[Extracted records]

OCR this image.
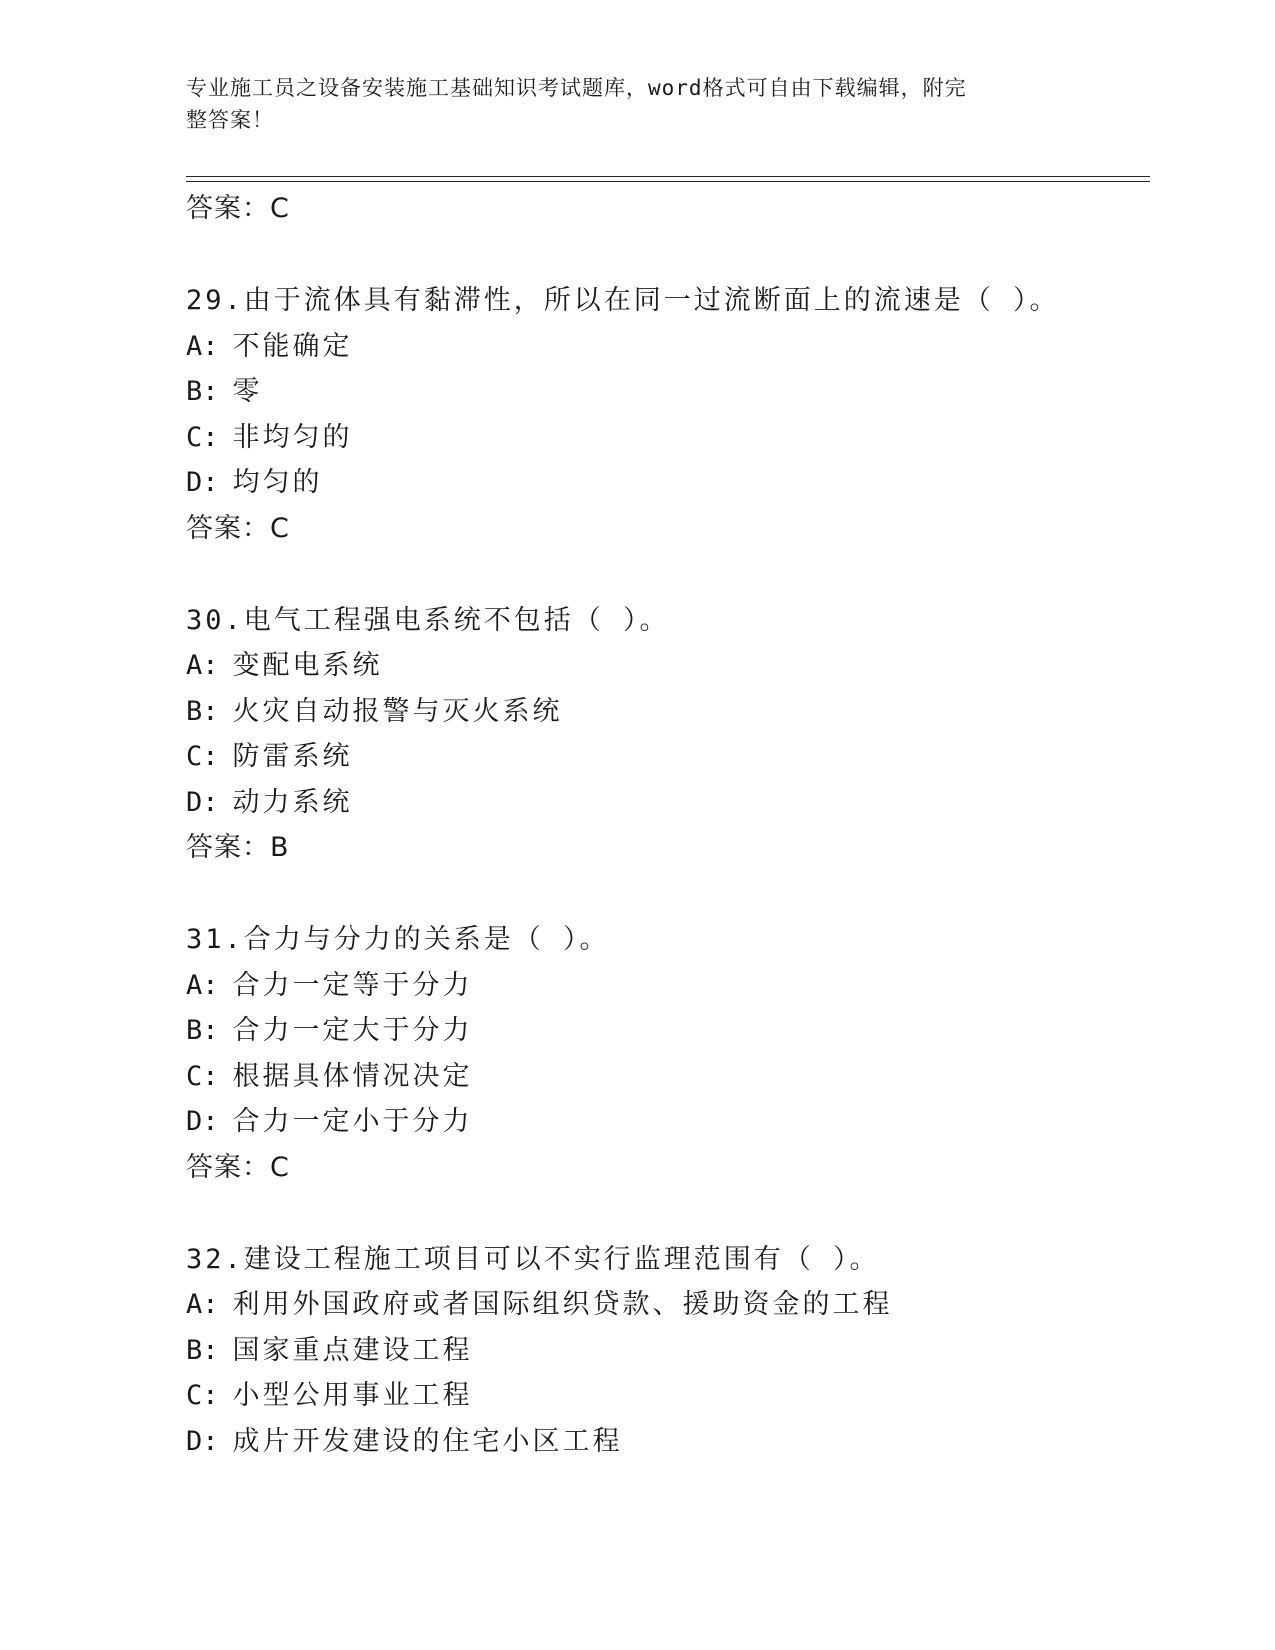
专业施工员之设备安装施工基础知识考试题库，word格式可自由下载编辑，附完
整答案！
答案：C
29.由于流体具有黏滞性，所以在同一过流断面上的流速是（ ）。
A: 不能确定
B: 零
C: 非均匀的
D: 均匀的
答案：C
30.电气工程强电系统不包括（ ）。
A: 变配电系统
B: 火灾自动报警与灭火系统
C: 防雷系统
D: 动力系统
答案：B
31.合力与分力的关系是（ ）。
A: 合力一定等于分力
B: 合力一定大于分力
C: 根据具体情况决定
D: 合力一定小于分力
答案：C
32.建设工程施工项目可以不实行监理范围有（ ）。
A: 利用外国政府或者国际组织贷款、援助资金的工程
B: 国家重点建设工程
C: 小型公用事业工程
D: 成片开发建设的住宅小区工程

==

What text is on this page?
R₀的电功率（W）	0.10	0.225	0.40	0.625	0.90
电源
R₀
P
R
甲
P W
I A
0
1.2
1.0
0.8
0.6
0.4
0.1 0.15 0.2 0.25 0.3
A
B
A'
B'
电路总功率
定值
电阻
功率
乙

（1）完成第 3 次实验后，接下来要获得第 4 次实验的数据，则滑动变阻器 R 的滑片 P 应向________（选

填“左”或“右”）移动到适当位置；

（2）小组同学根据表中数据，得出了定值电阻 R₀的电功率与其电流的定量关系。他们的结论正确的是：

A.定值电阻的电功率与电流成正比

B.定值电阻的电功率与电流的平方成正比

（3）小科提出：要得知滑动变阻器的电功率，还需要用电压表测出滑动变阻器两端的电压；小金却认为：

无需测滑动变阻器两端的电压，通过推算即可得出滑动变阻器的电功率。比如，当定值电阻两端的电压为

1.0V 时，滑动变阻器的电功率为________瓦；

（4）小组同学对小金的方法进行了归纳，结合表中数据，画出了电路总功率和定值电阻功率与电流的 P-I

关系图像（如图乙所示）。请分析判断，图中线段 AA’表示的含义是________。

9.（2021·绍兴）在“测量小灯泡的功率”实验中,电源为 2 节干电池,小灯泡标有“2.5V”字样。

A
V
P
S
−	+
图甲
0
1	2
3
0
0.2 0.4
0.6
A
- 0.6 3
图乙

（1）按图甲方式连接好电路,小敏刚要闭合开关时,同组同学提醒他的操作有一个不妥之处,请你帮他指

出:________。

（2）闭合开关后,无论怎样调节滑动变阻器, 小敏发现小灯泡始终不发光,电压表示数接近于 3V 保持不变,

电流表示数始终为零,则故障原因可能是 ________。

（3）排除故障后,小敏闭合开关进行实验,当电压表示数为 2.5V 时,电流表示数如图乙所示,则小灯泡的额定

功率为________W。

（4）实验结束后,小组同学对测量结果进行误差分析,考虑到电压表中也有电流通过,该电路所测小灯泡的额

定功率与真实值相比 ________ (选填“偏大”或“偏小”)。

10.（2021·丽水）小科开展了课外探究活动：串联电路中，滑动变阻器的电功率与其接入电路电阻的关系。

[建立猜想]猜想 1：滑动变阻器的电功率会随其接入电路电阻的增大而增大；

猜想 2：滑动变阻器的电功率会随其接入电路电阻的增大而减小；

* * *

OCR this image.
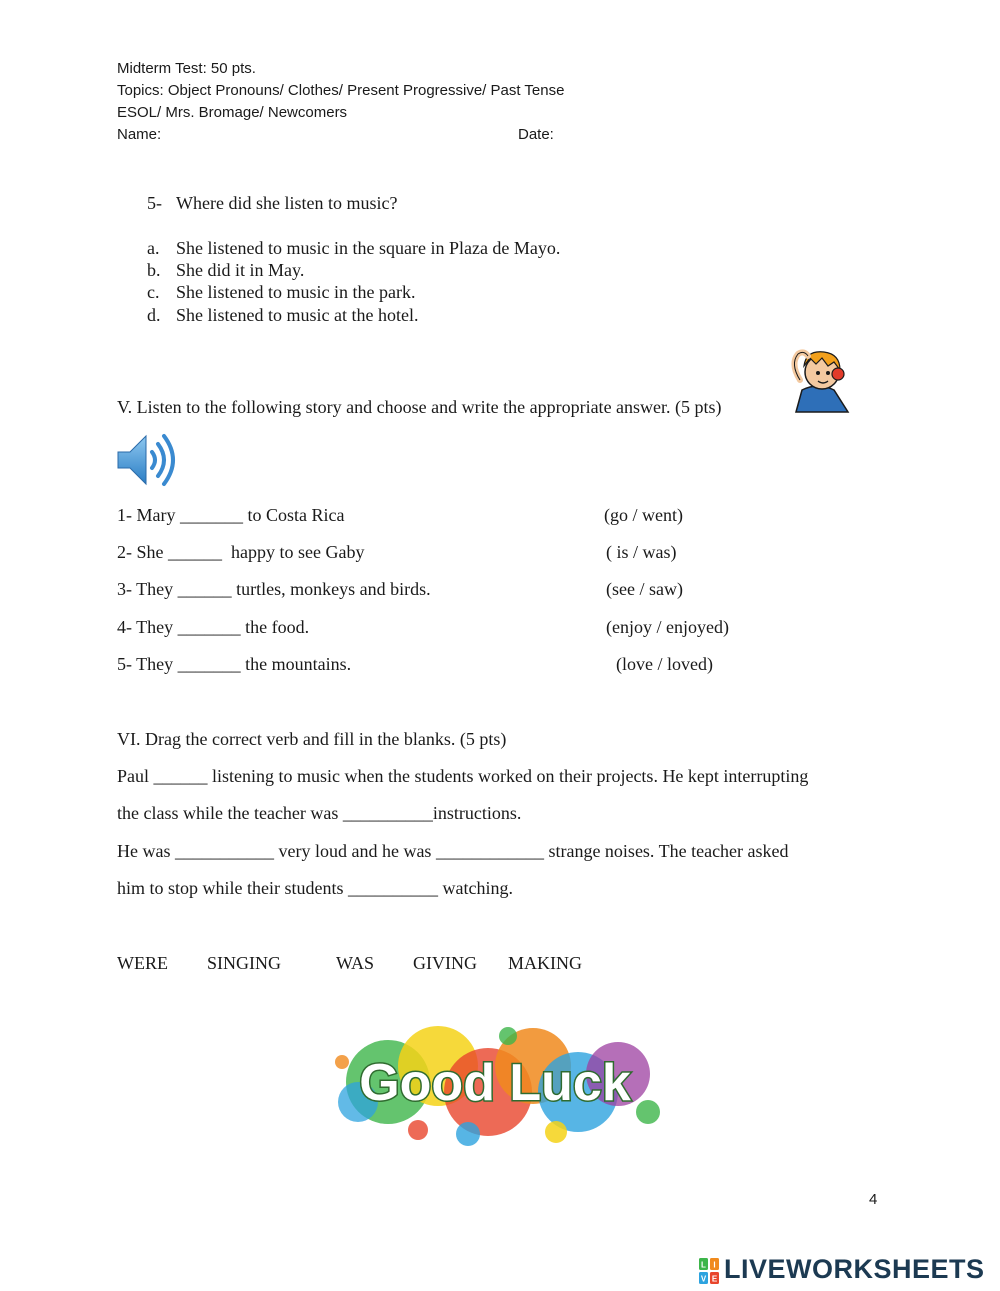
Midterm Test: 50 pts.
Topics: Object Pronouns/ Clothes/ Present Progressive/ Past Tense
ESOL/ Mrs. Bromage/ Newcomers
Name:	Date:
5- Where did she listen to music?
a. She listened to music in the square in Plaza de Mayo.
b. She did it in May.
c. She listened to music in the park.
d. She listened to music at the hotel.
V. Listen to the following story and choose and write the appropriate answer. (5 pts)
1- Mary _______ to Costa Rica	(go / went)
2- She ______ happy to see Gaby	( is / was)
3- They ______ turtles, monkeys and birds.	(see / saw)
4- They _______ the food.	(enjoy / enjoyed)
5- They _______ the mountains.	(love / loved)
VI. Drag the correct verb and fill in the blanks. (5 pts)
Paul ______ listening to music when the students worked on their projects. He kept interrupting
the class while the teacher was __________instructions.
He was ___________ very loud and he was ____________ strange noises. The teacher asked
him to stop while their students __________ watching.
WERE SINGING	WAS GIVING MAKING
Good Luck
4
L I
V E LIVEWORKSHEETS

• _INSTRUCTIONS TO FOLLOW_: Search the entries for the word "music" and copy every line that has it.

• _TASK SOLUTION_:
5- Where did she listen to music?
a. She listened to music in the square in Plaza de Mayo.
c. She listened to music in the park.
d. She listened to music at the hotel.
Paul ______ listening to music when the students worked on their projects. He kept interrupting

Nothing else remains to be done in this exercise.